### Short task
Can you copy out the data exactly? Leave the images out.
------------------------------------------------------------
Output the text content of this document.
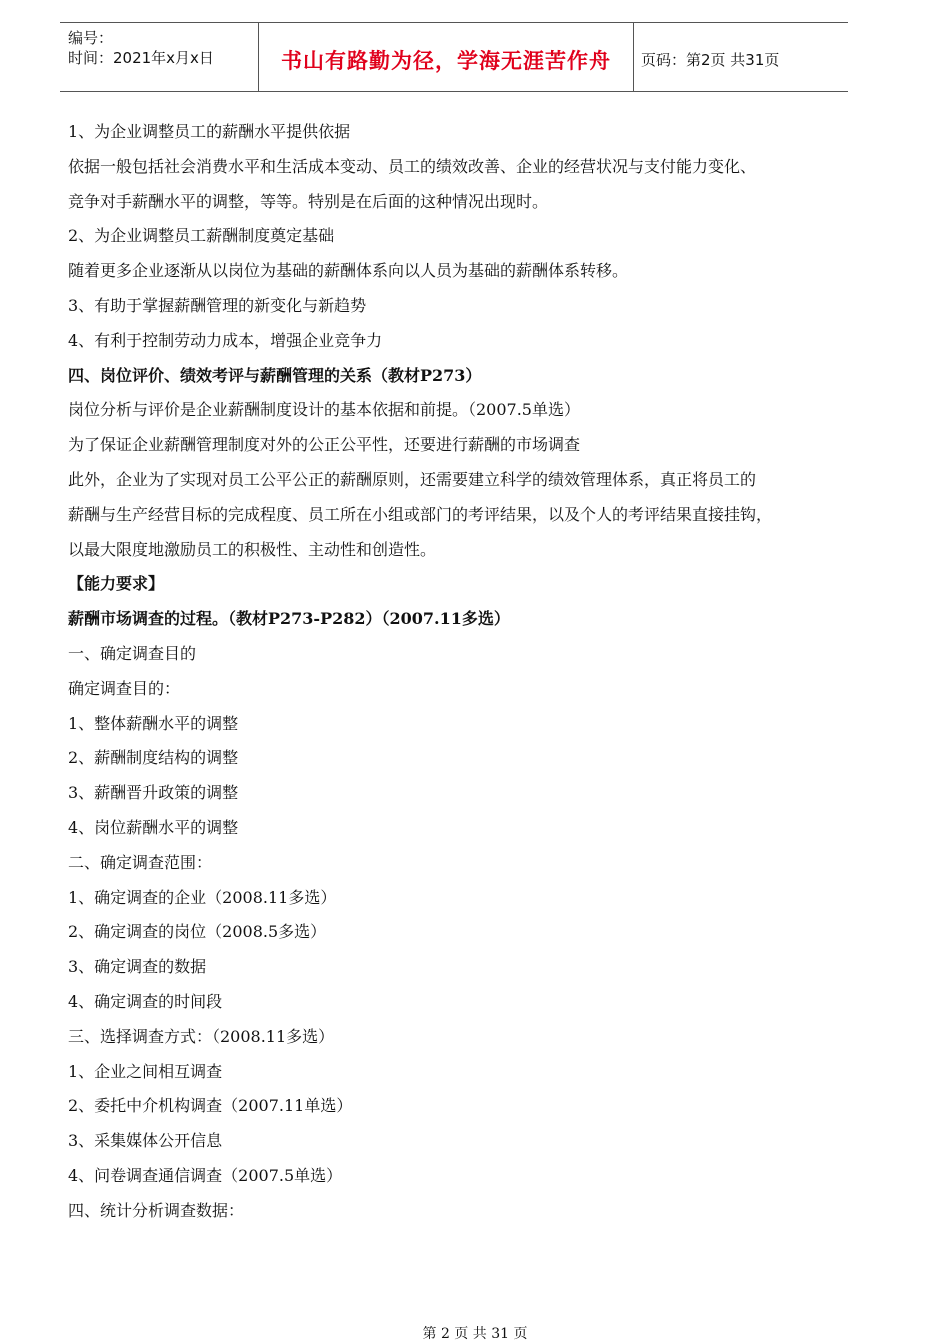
编号：
时间：2021年x月x日	书山有路勤为径，学海无涯苦作舟	页码：第2页 共31页
1、为企业调整员工的薪酬水平提供依据
依据一般包括社会消费水平和生活成本变动、员工的绩效改善、企业的经营状况与支付能力变化、
竞争对手薪酬水平的调整，等等。特别是在后面的这种情况出现时。
2、为企业调整员工薪酬制度奠定基础
随着更多企业逐渐从以岗位为基础的薪酬体系向以人员为基础的薪酬体系转移。
3、有助于掌握薪酬管理的新变化与新趋势
4、有利于控制劳动力成本，增强企业竞争力
四、岗位评价、绩效考评与薪酬管理的关系（教材P273）
岗位分析与评价是企业薪酬制度设计的基本依据和前提。（2007.5单选）
为了保证企业薪酬管理制度对外的公正公平性，还要进行薪酬的市场调查
此外，企业为了实现对员工公平公正的薪酬原则，还需要建立科学的绩效管理体系，真正将员工的
薪酬与生产经营目标的完成程度、员工所在小组或部门的考评结果，以及个人的考评结果直接挂钩，
以最大限度地激励员工的积极性、主动性和创造性。
【能力要求】
薪酬市场调查的过程。（教材P273-P282）（2007.11多选）
一、确定调查目的
确定调查目的：
1、整体薪酬水平的调整
2、薪酬制度结构的调整
3、薪酬晋升政策的调整
4、岗位薪酬水平的调整
二、确定调查范围：
1、确定调查的企业（2008.11多选）
2、确定调查的岗位（2008.5多选）
3、确定调查的数据
4、确定调查的时间段
三、选择调查方式：（2008.11多选）
1、企业之间相互调查
2、委托中介机构调查（2007.11单选）
3、采集媒体公开信息
4、问卷调查通信调查（2007.5单选）
四、统计分析调查数据：
第 2 页 共 31 页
------------------------------------------------------------
### Answer for the task
Output the text content of this document.
编号：
时间：2021年x月x日	书山有路勤为径，学海无涯苦作舟	页码：第2页 共31页
1、为企业调整员工的薪酬水平提供依据
依据一般包括社会消费水平和生活成本变动、员工的绩效改善、企业的经营状况与支付能力变化、
竞争对手薪酬水平的调整，等等。特别是在后面的这种情况出现时。
2、为企业调整员工薪酬制度奠定基础
随着更多企业逐渐从以岗位为基础的薪酬体系向以人员为基础的薪酬体系转移。
3、有助于掌握薪酬管理的新变化与新趋势
4、有利于控制劳动力成本，增强企业竞争力
四、岗位评价、绩效考评与薪酬管理的关系（教材P273）
岗位分析与评价是企业薪酬制度设计的基本依据和前提。（2007.5单选）
为了保证企业薪酬管理制度对外的公正公平性，还要进行薪酬的市场调查
此外，企业为了实现对员工公平公正的薪酬原则，还需要建立科学的绩效管理体系，真正将员工的
薪酬与生产经营目标的完成程度、员工所在小组或部门的考评结果，以及个人的考评结果直接挂钩，
以最大限度地激励员工的积极性、主动性和创造性。
【能力要求】
薪酬市场调查的过程。（教材P273-P282）（2007.11多选）
一、确定调查目的
确定调查目的：
1、整体薪酬水平的调整
2、薪酬制度结构的调整
3、薪酬晋升政策的调整
4、岗位薪酬水平的调整
二、确定调查范围：
1、确定调查的企业（2008.11多选）
2、确定调查的岗位（2008.5多选）
3、确定调查的数据
4、确定调查的时间段
三、选择调查方式：（2008.11多选）
1、企业之间相互调查
2、委托中介机构调查（2007.11单选）
3、采集媒体公开信息
4、问卷调查通信调查（2007.5单选）
四、统计分析调查数据：
第 2 页 共 31 页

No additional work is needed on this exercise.